INSTRUCTIONS FOR THE TASK:
Could you give the data below again, exactly and completely?

⁂

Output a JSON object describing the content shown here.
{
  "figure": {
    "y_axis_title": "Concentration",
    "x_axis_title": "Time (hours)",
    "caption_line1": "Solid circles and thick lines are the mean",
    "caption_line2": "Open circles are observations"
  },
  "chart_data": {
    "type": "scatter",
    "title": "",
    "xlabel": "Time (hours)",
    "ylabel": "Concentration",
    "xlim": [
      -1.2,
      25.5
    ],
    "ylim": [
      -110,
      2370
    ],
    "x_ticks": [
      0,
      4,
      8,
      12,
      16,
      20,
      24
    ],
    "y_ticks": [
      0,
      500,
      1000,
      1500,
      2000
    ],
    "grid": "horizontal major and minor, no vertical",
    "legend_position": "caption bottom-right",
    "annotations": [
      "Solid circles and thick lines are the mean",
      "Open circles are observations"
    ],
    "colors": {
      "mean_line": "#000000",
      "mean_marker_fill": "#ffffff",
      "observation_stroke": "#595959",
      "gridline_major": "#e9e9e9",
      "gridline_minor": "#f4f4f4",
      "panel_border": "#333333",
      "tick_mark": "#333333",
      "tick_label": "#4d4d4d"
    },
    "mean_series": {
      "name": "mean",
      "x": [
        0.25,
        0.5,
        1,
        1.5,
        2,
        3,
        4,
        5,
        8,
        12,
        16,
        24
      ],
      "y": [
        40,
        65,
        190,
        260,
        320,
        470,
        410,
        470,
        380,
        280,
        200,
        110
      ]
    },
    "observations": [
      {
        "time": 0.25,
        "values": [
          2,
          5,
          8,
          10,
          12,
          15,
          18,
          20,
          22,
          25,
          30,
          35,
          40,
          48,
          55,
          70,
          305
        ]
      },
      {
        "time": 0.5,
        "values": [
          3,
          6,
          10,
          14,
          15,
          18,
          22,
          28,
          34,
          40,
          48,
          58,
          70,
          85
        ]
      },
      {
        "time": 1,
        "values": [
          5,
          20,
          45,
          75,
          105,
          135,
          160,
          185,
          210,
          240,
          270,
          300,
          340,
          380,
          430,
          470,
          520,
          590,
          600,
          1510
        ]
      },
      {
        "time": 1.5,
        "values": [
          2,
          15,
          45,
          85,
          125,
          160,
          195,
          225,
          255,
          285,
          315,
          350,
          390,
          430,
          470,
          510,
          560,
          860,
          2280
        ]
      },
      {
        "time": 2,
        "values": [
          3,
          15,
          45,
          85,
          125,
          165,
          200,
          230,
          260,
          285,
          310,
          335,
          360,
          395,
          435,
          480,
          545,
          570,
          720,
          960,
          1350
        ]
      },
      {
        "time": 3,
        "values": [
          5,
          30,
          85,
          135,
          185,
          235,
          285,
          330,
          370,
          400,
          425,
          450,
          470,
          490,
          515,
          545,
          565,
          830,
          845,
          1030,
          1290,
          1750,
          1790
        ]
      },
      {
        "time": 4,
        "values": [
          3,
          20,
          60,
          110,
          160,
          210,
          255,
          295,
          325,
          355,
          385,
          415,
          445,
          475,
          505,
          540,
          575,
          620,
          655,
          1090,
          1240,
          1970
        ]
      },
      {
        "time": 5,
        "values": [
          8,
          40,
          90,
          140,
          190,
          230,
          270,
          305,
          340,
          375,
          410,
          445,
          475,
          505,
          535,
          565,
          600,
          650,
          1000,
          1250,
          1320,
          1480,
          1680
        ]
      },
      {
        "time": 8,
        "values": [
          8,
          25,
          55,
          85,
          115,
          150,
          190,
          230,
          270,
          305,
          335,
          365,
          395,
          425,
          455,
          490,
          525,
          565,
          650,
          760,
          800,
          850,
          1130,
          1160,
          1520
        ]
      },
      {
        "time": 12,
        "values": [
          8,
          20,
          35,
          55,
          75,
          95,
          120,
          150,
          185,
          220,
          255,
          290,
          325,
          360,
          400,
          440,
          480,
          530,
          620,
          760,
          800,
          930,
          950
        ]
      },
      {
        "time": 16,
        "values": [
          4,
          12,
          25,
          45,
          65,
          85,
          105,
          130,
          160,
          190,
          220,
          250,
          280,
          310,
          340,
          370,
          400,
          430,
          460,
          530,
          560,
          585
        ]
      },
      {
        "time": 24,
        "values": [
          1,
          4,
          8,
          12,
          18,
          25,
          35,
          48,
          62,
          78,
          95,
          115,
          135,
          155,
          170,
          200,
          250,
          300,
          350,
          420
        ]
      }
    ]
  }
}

⁂

RESULT:
Output a JSON object describing the content shown here.
{
  "figure": {
    "y_axis_title": "Concentration",
    "x_axis_title": "Time (hours)",
    "caption_line1": "Solid circles and thick lines are the mean",
    "caption_line2": "Open circles are observations"
  },
  "chart_data": {
    "type": "scatter",
    "title": "",
    "xlabel": "Time (hours)",
    "ylabel": "Concentration",
    "xlim": [
      -1.2,
      25.5
    ],
    "ylim": [
      -110,
      2370
    ],
    "x_ticks": [
      0,
      4,
      8,
      12,
      16,
      20,
      24
    ],
    "y_ticks": [
      0,
      500,
      1000,
      1500,
      2000
    ],
    "grid": "horizontal major and minor, no vertical",
    "legend_position": "caption bottom-right",
    "annotations": [
      "Solid circles and thick lines are the mean",
      "Open circles are observations"
    ],
    "colors": {
      "mean_line": "#000000",
      "mean_marker_fill": "#ffffff",
      "observation_stroke": "#595959",
      "gridline_major": "#e9e9e9",
      "gridline_minor": "#f4f4f4",
      "panel_border": "#333333",
      "tick_mark": "#333333",
      "tick_label": "#4d4d4d"
    },
    "mean_series": {
      "name": "mean",
      "x": [
        0.25,
        0.5,
        1,
        1.5,
        2,
        3,
        4,
        5,
        8,
        12,
        16,
        24
      ],
      "y": [
        40,
        65,
        190,
        260,
        320,
        470,
        410,
        470,
        380,
        280,
        200,
        110
      ]
    },
    "observations": [
      {
        "time": 0.25,
        "values": [
          2,
          5,
          8,
          10,
          12,
          15,
          18,
          20,
          22,
          25,
          30,
          35,
          40,
          48,
          55,
          70,
          305
        ]
      },
      {
        "time": 0.5,
        "values": [
          3,
          6,
          10,
          14,
          15,
          18,
          22,
          28,
          34,
          40,
          48,
          58,
          70,
          85
        ]
      },
      {
        "time": 1,
        "values": [
          5,
          20,
          45,
          75,
          105,
          135,
          160,
          185,
          210,
          240,
          270,
          300,
          340,
          380,
          430,
          470,
          520,
          590,
          600,
          1510
        ]
      },
      {
        "time": 1.5,
        "values": [
          2,
          15,
          45,
          85,
          125,
          160,
          195,
          225,
          255,
          285,
          315,
          350,
          390,
          430,
          470,
          510,
          560,
          860,
          2280
        ]
      },
      {
        "time": 2,
        "values": [
          3,
          15,
          45,
          85,
          125,
          165,
          200,
          230,
          260,
          285,
          310,
          335,
          360,
          395,
          435,
          480,
          545,
          570,
          720,
          960,
          1350
        ]
      },
      {
        "time": 3,
        "values": [
          5,
          30,
          85,
          135,
          185,
          235,
          285,
          330,
          370,
          400,
          425,
          450,
          470,
          490,
          515,
          545,
          565,
          830,
          845,
          1030,
          1290,
          1750,
          1790
        ]
      },
      {
        "time": 4,
        "values": [
          3,
          20,
          60,
          110,
          160,
          210,
          255,
          295,
          325,
          355,
          385,
          415,
          445,
          475,
          505,
          540,
          575,
          620,
          655,
          1090,
          1240,
          1970
        ]
      },
      {
        "time": 5,
        "values": [
          8,
          40,
          90,
          140,
          190,
          230,
          270,
          305,
          340,
          375,
          410,
          445,
          475,
          505,
          535,
          565,
          600,
          650,
          1000,
          1250,
          1320,
          1480,
          1680
        ]
      },
      {
        "time": 8,
        "values": [
          8,
          25,
          55,
          85,
          115,
          150,
          190,
          230,
          270,
          305,
          335,
          365,
          395,
          425,
          455,
          490,
          525,
          565,
          650,
          760,
          800,
          850,
          1130,
          1160,
          1520
        ]
      },
      {
        "time": 12,
        "values": [
          8,
          20,
          35,
          55,
          75,
          95,
          120,
          150,
          185,
          220,
          255,
          290,
          325,
          360,
          400,
          440,
          480,
          530,
          620,
          760,
          800,
          930,
          950
        ]
      },
      {
        "time": 16,
        "values": [
          4,
          12,
          25,
          45,
          65,
          85,
          105,
          130,
          160,
          190,
          220,
          250,
          280,
          310,
          340,
          370,
          400,
          430,
          460,
          530,
          560,
          585
        ]
      },
      {
        "time": 24,
        "values": [
          1,
          4,
          8,
          12,
          18,
          25,
          35,
          48,
          62,
          78,
          95,
          115,
          135,
          155,
          170,
          200,
          250,
          300,
          350,
          420
        ]
      }
    ]
  }
}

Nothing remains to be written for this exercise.